----- Data section

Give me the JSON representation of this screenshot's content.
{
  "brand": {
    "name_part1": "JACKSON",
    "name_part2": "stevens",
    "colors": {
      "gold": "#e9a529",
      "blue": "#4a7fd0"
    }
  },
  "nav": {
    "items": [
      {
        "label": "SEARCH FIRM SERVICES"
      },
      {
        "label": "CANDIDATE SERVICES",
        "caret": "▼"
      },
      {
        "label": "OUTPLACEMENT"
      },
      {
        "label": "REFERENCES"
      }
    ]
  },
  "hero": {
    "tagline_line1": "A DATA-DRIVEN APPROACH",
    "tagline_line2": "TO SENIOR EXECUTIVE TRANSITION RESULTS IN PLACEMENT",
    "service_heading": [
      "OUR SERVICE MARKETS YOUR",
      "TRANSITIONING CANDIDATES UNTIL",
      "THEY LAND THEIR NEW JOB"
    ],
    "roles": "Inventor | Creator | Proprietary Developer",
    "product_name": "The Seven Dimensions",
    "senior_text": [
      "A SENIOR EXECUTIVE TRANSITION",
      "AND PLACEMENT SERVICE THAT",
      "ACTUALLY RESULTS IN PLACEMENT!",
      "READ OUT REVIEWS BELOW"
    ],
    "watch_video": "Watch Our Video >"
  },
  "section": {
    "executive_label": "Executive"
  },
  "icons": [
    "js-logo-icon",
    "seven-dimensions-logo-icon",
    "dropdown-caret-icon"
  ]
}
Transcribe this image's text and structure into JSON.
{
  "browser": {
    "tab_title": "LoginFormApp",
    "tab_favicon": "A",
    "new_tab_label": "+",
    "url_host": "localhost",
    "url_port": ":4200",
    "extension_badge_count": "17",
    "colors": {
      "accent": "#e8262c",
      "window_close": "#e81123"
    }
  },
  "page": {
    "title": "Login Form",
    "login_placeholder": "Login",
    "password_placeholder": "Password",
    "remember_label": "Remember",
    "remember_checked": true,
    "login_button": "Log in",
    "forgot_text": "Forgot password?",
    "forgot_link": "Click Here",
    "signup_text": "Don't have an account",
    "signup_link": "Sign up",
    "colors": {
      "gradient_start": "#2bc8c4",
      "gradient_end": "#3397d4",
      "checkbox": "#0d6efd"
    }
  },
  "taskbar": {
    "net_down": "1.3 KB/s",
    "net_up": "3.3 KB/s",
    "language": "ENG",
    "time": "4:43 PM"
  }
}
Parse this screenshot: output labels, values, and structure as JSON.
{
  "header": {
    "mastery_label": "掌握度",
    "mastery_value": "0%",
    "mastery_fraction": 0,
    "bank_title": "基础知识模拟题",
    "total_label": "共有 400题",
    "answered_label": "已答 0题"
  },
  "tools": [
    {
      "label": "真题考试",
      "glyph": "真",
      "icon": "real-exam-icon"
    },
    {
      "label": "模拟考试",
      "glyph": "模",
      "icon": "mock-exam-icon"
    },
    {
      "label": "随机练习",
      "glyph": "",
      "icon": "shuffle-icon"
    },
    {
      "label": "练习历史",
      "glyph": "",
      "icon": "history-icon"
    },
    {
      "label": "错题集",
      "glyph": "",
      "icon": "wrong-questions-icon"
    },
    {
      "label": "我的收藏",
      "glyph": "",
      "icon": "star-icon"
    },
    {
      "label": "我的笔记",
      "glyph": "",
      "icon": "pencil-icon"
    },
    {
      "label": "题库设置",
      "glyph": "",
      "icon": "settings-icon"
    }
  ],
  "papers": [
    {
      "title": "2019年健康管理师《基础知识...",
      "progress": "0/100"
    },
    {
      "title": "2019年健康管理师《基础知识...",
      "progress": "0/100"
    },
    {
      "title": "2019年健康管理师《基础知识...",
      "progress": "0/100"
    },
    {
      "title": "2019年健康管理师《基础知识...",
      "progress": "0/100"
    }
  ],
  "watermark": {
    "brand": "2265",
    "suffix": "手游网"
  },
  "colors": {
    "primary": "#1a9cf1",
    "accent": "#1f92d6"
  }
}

----------

■ **Your goal**
Reproduce the complete data exactly as presented above.

■ **Exercise result**
Give me the JSON representation of this screenshot's content.
{
  "brand": {
    "name_part1": "JACKSON",
    "name_part2": "stevens",
    "colors": {
      "gold": "#e9a529",
      "blue": "#4a7fd0"
    }
  },
  "nav": {
    "items": [
      {
        "label": "SEARCH FIRM SERVICES"
      },
      {
        "label": "CANDIDATE SERVICES",
        "caret": "▼"
      },
      {
        "label": "OUTPLACEMENT"
      },
      {
        "label": "REFERENCES"
      }
    ]
  },
  "hero": {
    "tagline_line1": "A DATA-DRIVEN APPROACH",
    "tagline_line2": "TO SENIOR EXECUTIVE TRANSITION RESULTS IN PLACEMENT",
    "service_heading": [
      "OUR SERVICE MARKETS YOUR",
      "TRANSITIONING CANDIDATES UNTIL",
      "THEY LAND THEIR NEW JOB"
    ],
    "roles": "Inventor | Creator | Proprietary Developer",
    "product_name": "The Seven Dimensions",
    "senior_text": [
      "A SENIOR EXECUTIVE TRANSITION",
      "AND PLACEMENT SERVICE THAT",
      "ACTUALLY RESULTS IN PLACEMENT!",
      "READ OUT REVIEWS BELOW"
    ],
    "watch_video": "Watch Our Video >"
  },
  "section": {
    "executive_label": "Executive"
  },
  "icons": [
    "js-logo-icon",
    "seven-dimensions-logo-icon",
    "dropdown-caret-icon"
  ]
}
Transcribe this image's text and structure into JSON.
{
  "browser": {
    "tab_title": "LoginFormApp",
    "tab_favicon": "A",
    "new_tab_label": "+",
    "url_host": "localhost",
    "url_port": ":4200",
    "extension_badge_count": "17",
    "colors": {
      "accent": "#e8262c",
      "window_close": "#e81123"
    }
  },
  "page": {
    "title": "Login Form",
    "login_placeholder": "Login",
    "password_placeholder": "Password",
    "remember_label": "Remember",
    "remember_checked": true,
    "login_button": "Log in",
    "forgot_text": "Forgot password?",
    "forgot_link": "Click Here",
    "signup_text": "Don't have an account",
    "signup_link": "Sign up",
    "colors": {
      "gradient_start": "#2bc8c4",
      "gradient_end": "#3397d4",
      "checkbox": "#0d6efd"
    }
  },
  "taskbar": {
    "net_down": "1.3 KB/s",
    "net_up": "3.3 KB/s",
    "language": "ENG",
    "time": "4:43 PM"
  }
}
Parse this screenshot: output labels, values, and structure as JSON.
{
  "header": {
    "mastery_label": "掌握度",
    "mastery_value": "0%",
    "mastery_fraction": 0,
    "bank_title": "基础知识模拟题",
    "total_label": "共有 400题",
    "answered_label": "已答 0题"
  },
  "tools": [
    {
      "label": "真题考试",
      "glyph": "真",
      "icon": "real-exam-icon"
    },
    {
      "label": "模拟考试",
      "glyph": "模",
      "icon": "mock-exam-icon"
    },
    {
      "label": "随机练习",
      "glyph": "",
      "icon": "shuffle-icon"
    },
    {
      "label": "练习历史",
      "glyph": "",
      "icon": "history-icon"
    },
    {
      "label": "错题集",
      "glyph": "",
      "icon": "wrong-questions-icon"
    },
    {
      "label": "我的收藏",
      "glyph": "",
      "icon": "star-icon"
    },
    {
      "label": "我的笔记",
      "glyph": "",
      "icon": "pencil-icon"
    },
    {
      "label": "题库设置",
      "glyph": "",
      "icon": "settings-icon"
    }
  ],
  "papers": [
    {
      "title": "2019年健康管理师《基础知识...",
      "progress": "0/100"
    },
    {
      "title": "2019年健康管理师《基础知识...",
      "progress": "0/100"
    },
    {
      "title": "2019年健康管理师《基础知识...",
      "progress": "0/100"
    },
    {
      "title": "2019年健康管理师《基础知识...",
      "progress": "0/100"
    }
  ],
  "watermark": {
    "brand": "2265",
    "suffix": "手游网"
  },
  "colors": {
    "primary": "#1a9cf1",
    "accent": "#1f92d6"
  }
}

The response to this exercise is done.